- _Work required_
Repeat the whole of the data, keeping every detail the same.

Items from a figure collection:
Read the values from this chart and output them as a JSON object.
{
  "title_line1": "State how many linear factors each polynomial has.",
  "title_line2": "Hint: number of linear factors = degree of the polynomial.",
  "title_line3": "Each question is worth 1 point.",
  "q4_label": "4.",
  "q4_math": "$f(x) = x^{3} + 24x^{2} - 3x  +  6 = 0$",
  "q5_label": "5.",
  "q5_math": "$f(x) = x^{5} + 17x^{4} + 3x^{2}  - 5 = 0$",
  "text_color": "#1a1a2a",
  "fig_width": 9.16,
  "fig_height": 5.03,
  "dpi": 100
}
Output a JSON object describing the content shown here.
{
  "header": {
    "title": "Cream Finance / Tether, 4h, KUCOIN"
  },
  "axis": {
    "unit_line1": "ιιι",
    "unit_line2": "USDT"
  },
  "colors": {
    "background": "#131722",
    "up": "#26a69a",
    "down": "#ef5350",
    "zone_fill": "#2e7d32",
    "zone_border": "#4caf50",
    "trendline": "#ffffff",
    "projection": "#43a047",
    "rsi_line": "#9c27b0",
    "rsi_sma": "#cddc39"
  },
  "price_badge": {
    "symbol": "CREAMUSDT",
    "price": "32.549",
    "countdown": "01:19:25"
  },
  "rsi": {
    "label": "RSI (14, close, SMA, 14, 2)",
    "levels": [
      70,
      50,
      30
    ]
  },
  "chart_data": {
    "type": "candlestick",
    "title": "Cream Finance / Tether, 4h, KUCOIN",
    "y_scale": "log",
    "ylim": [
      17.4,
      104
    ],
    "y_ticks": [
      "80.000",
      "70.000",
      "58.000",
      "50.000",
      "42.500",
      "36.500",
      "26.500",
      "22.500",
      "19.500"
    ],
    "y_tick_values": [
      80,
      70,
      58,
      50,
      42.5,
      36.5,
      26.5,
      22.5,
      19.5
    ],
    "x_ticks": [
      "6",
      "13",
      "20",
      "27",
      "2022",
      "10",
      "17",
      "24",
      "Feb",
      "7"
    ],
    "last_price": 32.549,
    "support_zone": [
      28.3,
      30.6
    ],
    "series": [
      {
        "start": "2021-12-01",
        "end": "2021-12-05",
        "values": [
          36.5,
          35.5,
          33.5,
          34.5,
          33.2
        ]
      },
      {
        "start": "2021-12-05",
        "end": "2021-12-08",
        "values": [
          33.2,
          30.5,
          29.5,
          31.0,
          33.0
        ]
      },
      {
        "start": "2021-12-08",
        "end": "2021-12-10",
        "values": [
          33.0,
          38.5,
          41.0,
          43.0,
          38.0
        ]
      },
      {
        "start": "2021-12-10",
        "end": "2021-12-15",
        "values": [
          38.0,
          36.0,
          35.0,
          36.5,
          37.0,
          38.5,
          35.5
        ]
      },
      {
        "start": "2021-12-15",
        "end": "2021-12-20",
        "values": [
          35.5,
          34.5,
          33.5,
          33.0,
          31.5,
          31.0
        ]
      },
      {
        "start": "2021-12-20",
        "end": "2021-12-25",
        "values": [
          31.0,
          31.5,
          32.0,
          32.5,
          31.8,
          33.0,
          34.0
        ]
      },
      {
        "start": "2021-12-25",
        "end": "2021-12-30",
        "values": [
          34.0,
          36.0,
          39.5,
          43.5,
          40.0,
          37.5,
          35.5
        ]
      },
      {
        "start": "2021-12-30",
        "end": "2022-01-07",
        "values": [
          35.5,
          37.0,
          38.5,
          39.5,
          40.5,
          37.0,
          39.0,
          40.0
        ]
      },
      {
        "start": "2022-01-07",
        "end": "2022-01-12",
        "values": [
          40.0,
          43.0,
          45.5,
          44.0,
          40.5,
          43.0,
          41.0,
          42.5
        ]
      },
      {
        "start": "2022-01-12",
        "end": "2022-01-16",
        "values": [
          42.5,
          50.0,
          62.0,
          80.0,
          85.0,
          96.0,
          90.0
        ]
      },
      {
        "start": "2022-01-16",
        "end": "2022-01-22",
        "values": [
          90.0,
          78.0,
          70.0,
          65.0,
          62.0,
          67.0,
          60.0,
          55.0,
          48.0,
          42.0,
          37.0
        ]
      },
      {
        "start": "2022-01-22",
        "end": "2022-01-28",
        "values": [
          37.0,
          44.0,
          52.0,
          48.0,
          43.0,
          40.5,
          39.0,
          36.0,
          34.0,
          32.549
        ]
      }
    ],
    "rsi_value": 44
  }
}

- _Expected answer_
Read the values from this chart and output them as a JSON object.
{
  "title_line1": "State how many linear factors each polynomial has.",
  "title_line2": "Hint: number of linear factors = degree of the polynomial.",
  "title_line3": "Each question is worth 1 point.",
  "q4_label": "4.",
  "q4_math": "$f(x) = x^{3} + 24x^{2} - 3x  +  6 = 0$",
  "q5_label": "5.",
  "q5_math": "$f(x) = x^{5} + 17x^{4} + 3x^{2}  - 5 = 0$",
  "text_color": "#1a1a2a",
  "fig_width": 9.16,
  "fig_height": 5.03,
  "dpi": 100
}
Output a JSON object describing the content shown here.
{
  "header": {
    "title": "Cream Finance / Tether, 4h, KUCOIN"
  },
  "axis": {
    "unit_line1": "ιιι",
    "unit_line2": "USDT"
  },
  "colors": {
    "background": "#131722",
    "up": "#26a69a",
    "down": "#ef5350",
    "zone_fill": "#2e7d32",
    "zone_border": "#4caf50",
    "trendline": "#ffffff",
    "projection": "#43a047",
    "rsi_line": "#9c27b0",
    "rsi_sma": "#cddc39"
  },
  "price_badge": {
    "symbol": "CREAMUSDT",
    "price": "32.549",
    "countdown": "01:19:25"
  },
  "rsi": {
    "label": "RSI (14, close, SMA, 14, 2)",
    "levels": [
      70,
      50,
      30
    ]
  },
  "chart_data": {
    "type": "candlestick",
    "title": "Cream Finance / Tether, 4h, KUCOIN",
    "y_scale": "log",
    "ylim": [
      17.4,
      104
    ],
    "y_ticks": [
      "80.000",
      "70.000",
      "58.000",
      "50.000",
      "42.500",
      "36.500",
      "26.500",
      "22.500",
      "19.500"
    ],
    "y_tick_values": [
      80,
      70,
      58,
      50,
      42.5,
      36.5,
      26.5,
      22.5,
      19.5
    ],
    "x_ticks": [
      "6",
      "13",
      "20",
      "27",
      "2022",
      "10",
      "17",
      "24",
      "Feb",
      "7"
    ],
    "last_price": 32.549,
    "support_zone": [
      28.3,
      30.6
    ],
    "series": [
      {
        "start": "2021-12-01",
        "end": "2021-12-05",
        "values": [
          36.5,
          35.5,
          33.5,
          34.5,
          33.2
        ]
      },
      {
        "start": "2021-12-05",
        "end": "2021-12-08",
        "values": [
          33.2,
          30.5,
          29.5,
          31.0,
          33.0
        ]
      },
      {
        "start": "2021-12-08",
        "end": "2021-12-10",
        "values": [
          33.0,
          38.5,
          41.0,
          43.0,
          38.0
        ]
      },
      {
        "start": "2021-12-10",
        "end": "2021-12-15",
        "values": [
          38.0,
          36.0,
          35.0,
          36.5,
          37.0,
          38.5,
          35.5
        ]
      },
      {
        "start": "2021-12-15",
        "end": "2021-12-20",
        "values": [
          35.5,
          34.5,
          33.5,
          33.0,
          31.5,
          31.0
        ]
      },
      {
        "start": "2021-12-20",
        "end": "2021-12-25",
        "values": [
          31.0,
          31.5,
          32.0,
          32.5,
          31.8,
          33.0,
          34.0
        ]
      },
      {
        "start": "2021-12-25",
        "end": "2021-12-30",
        "values": [
          34.0,
          36.0,
          39.5,
          43.5,
          40.0,
          37.5,
          35.5
        ]
      },
      {
        "start": "2021-12-30",
        "end": "2022-01-07",
        "values": [
          35.5,
          37.0,
          38.5,
          39.5,
          40.5,
          37.0,
          39.0,
          40.0
        ]
      },
      {
        "start": "2022-01-07",
        "end": "2022-01-12",
        "values": [
          40.0,
          43.0,
          45.5,
          44.0,
          40.5,
          43.0,
          41.0,
          42.5
        ]
      },
      {
        "start": "2022-01-12",
        "end": "2022-01-16",
        "values": [
          42.5,
          50.0,
          62.0,
          80.0,
          85.0,
          96.0,
          90.0
        ]
      },
      {
        "start": "2022-01-16",
        "end": "2022-01-22",
        "values": [
          90.0,
          78.0,
          70.0,
          65.0,
          62.0,
          67.0,
          60.0,
          55.0,
          48.0,
          42.0,
          37.0
        ]
      },
      {
        "start": "2022-01-22",
        "end": "2022-01-28",
        "values": [
          37.0,
          44.0,
          52.0,
          48.0,
          43.0,
          40.5,
          39.0,
          36.0,
          34.0,
          32.549
        ]
      }
    ],
    "rsi_value": 44
  }
}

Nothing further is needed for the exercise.